[Exercise data start]

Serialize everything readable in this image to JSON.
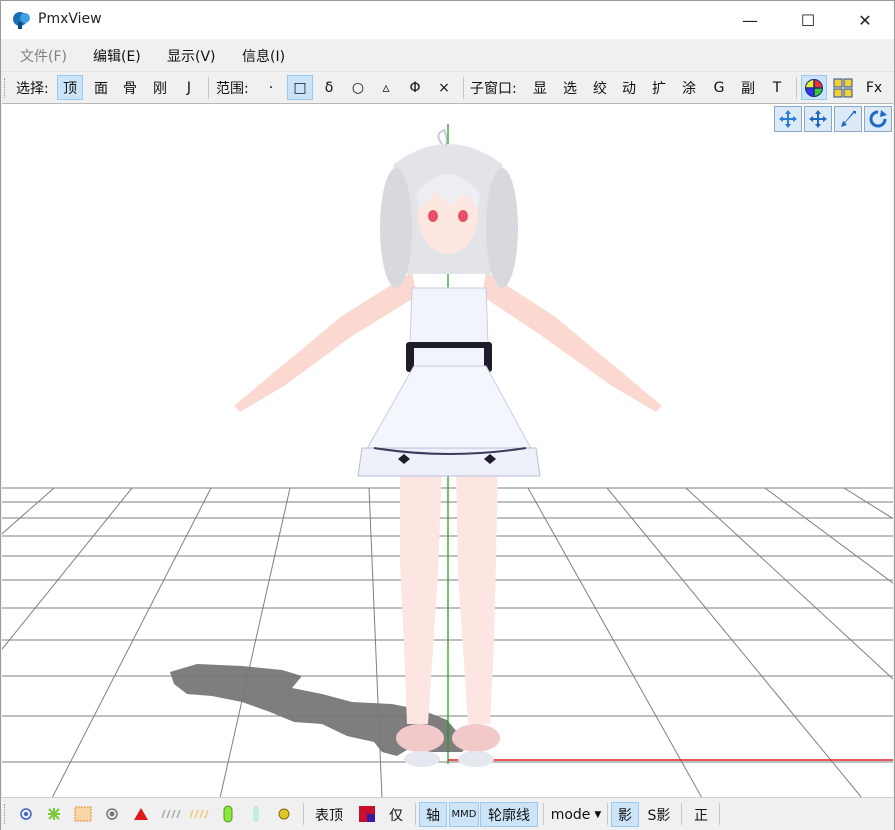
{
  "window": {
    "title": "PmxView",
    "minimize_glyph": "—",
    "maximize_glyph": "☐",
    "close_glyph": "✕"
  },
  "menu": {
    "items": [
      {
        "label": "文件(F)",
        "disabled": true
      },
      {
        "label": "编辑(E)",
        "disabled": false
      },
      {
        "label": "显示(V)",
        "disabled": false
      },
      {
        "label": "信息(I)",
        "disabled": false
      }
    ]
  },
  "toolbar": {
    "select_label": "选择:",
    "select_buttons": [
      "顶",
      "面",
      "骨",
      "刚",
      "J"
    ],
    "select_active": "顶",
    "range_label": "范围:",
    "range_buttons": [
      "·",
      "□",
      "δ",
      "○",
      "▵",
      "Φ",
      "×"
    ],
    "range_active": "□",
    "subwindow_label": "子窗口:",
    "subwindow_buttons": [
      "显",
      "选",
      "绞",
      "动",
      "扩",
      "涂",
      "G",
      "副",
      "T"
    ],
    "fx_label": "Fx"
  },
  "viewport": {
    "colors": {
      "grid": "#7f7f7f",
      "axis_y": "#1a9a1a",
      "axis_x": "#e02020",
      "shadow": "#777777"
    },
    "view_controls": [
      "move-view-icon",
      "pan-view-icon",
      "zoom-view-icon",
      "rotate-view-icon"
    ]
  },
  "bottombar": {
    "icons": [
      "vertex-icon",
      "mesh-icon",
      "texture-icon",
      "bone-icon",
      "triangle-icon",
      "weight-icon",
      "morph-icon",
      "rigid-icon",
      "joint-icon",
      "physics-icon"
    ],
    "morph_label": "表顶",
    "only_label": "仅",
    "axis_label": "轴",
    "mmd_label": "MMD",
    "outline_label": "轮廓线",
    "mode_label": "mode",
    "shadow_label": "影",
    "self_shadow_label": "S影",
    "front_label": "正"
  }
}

[Exercise data end]

All entries are to be retyped exactly. Omit any embedded images.

Serialize everything readable in this image to JSON.
{
  "window": {
    "title": "PmxView",
    "minimize_glyph": "—",
    "maximize_glyph": "☐",
    "close_glyph": "✕"
  },
  "menu": {
    "items": [
      {
        "label": "文件(F)",
        "disabled": true
      },
      {
        "label": "编辑(E)",
        "disabled": false
      },
      {
        "label": "显示(V)",
        "disabled": false
      },
      {
        "label": "信息(I)",
        "disabled": false
      }
    ]
  },
  "toolbar": {
    "select_label": "选择:",
    "select_buttons": [
      "顶",
      "面",
      "骨",
      "刚",
      "J"
    ],
    "select_active": "顶",
    "range_label": "范围:",
    "range_buttons": [
      "·",
      "□",
      "δ",
      "○",
      "▵",
      "Φ",
      "×"
    ],
    "range_active": "□",
    "subwindow_label": "子窗口:",
    "subwindow_buttons": [
      "显",
      "选",
      "绞",
      "动",
      "扩",
      "涂",
      "G",
      "副",
      "T"
    ],
    "fx_label": "Fx"
  },
  "viewport": {
    "colors": {
      "grid": "#7f7f7f",
      "axis_y": "#1a9a1a",
      "axis_x": "#e02020",
      "shadow": "#777777"
    },
    "view_controls": [
      "move-view-icon",
      "pan-view-icon",
      "zoom-view-icon",
      "rotate-view-icon"
    ]
  },
  "bottombar": {
    "icons": [
      "vertex-icon",
      "mesh-icon",
      "texture-icon",
      "bone-icon",
      "triangle-icon",
      "weight-icon",
      "morph-icon",
      "rigid-icon",
      "joint-icon",
      "physics-icon"
    ],
    "morph_label": "表顶",
    "only_label": "仅",
    "axis_label": "轴",
    "mmd_label": "MMD",
    "outline_label": "轮廓线",
    "mode_label": "mode",
    "shadow_label": "影",
    "self_shadow_label": "S影",
    "front_label": "正"
  }
}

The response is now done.